▶ Requirements
Extract every line below, verbatim.

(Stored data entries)
**********

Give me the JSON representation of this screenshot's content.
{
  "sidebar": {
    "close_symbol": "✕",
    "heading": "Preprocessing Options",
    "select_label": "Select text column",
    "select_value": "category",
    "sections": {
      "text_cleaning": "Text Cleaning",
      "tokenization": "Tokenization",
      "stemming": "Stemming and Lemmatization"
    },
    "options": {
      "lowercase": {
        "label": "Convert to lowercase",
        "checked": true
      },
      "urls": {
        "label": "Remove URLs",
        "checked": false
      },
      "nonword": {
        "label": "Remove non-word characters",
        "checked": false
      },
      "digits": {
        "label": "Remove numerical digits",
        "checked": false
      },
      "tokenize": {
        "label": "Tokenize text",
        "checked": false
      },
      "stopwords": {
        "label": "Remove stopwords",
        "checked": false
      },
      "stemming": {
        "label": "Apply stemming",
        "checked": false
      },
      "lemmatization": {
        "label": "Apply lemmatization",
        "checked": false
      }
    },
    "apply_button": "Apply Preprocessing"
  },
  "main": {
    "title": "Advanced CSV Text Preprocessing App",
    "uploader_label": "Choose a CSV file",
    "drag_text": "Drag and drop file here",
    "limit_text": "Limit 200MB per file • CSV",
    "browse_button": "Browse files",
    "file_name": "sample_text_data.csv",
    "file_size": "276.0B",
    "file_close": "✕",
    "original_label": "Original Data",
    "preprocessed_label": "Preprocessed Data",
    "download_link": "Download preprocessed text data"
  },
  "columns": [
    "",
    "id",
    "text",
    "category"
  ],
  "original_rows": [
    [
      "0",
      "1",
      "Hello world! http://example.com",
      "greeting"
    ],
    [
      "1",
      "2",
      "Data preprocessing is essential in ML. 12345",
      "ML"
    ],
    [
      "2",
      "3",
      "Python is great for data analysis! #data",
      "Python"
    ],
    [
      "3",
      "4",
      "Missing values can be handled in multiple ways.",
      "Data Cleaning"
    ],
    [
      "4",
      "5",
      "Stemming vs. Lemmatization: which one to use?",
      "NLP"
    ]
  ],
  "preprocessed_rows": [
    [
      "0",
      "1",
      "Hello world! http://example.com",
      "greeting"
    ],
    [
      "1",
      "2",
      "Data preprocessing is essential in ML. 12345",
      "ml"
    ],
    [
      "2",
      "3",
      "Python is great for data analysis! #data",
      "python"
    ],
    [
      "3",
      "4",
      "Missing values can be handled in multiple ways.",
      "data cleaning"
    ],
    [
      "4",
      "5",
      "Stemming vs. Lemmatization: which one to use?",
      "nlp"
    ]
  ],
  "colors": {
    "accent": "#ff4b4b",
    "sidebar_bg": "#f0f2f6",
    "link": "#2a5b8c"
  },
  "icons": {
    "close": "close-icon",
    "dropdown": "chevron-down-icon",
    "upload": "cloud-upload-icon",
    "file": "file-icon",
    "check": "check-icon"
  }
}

**********

▶ Expected answer
Give me the JSON representation of this screenshot's content.
{
  "sidebar": {
    "close_symbol": "✕",
    "heading": "Preprocessing Options",
    "select_label": "Select text column",
    "select_value": "category",
    "sections": {
      "text_cleaning": "Text Cleaning",
      "tokenization": "Tokenization",
      "stemming": "Stemming and Lemmatization"
    },
    "options": {
      "lowercase": {
        "label": "Convert to lowercase",
        "checked": true
      },
      "urls": {
        "label": "Remove URLs",
        "checked": false
      },
      "nonword": {
        "label": "Remove non-word characters",
        "checked": false
      },
      "digits": {
        "label": "Remove numerical digits",
        "checked": false
      },
      "tokenize": {
        "label": "Tokenize text",
        "checked": false
      },
      "stopwords": {
        "label": "Remove stopwords",
        "checked": false
      },
      "stemming": {
        "label": "Apply stemming",
        "checked": false
      },
      "lemmatization": {
        "label": "Apply lemmatization",
        "checked": false
      }
    },
    "apply_button": "Apply Preprocessing"
  },
  "main": {
    "title": "Advanced CSV Text Preprocessing App",
    "uploader_label": "Choose a CSV file",
    "drag_text": "Drag and drop file here",
    "limit_text": "Limit 200MB per file • CSV",
    "browse_button": "Browse files",
    "file_name": "sample_text_data.csv",
    "file_size": "276.0B",
    "file_close": "✕",
    "original_label": "Original Data",
    "preprocessed_label": "Preprocessed Data",
    "download_link": "Download preprocessed text data"
  },
  "columns": [
    "",
    "id",
    "text",
    "category"
  ],
  "original_rows": [
    [
      "0",
      "1",
      "Hello world! http://example.com",
      "greeting"
    ],
    [
      "1",
      "2",
      "Data preprocessing is essential in ML. 12345",
      "ML"
    ],
    [
      "2",
      "3",
      "Python is great for data analysis! #data",
      "Python"
    ],
    [
      "3",
      "4",
      "Missing values can be handled in multiple ways.",
      "Data Cleaning"
    ],
    [
      "4",
      "5",
      "Stemming vs. Lemmatization: which one to use?",
      "NLP"
    ]
  ],
  "preprocessed_rows": [
    [
      "0",
      "1",
      "Hello world! http://example.com",
      "greeting"
    ],
    [
      "1",
      "2",
      "Data preprocessing is essential in ML. 12345",
      "ml"
    ],
    [
      "2",
      "3",
      "Python is great for data analysis! #data",
      "python"
    ],
    [
      "3",
      "4",
      "Missing values can be handled in multiple ways.",
      "data cleaning"
    ],
    [
      "4",
      "5",
      "Stemming vs. Lemmatization: which one to use?",
      "nlp"
    ]
  ],
  "colors": {
    "accent": "#ff4b4b",
    "sidebar_bg": "#f0f2f6",
    "link": "#2a5b8c"
  },
  "icons": {
    "close": "close-icon",
    "dropdown": "chevron-down-icon",
    "upload": "cloud-upload-icon",
    "file": "file-icon",
    "check": "check-icon"
  }
}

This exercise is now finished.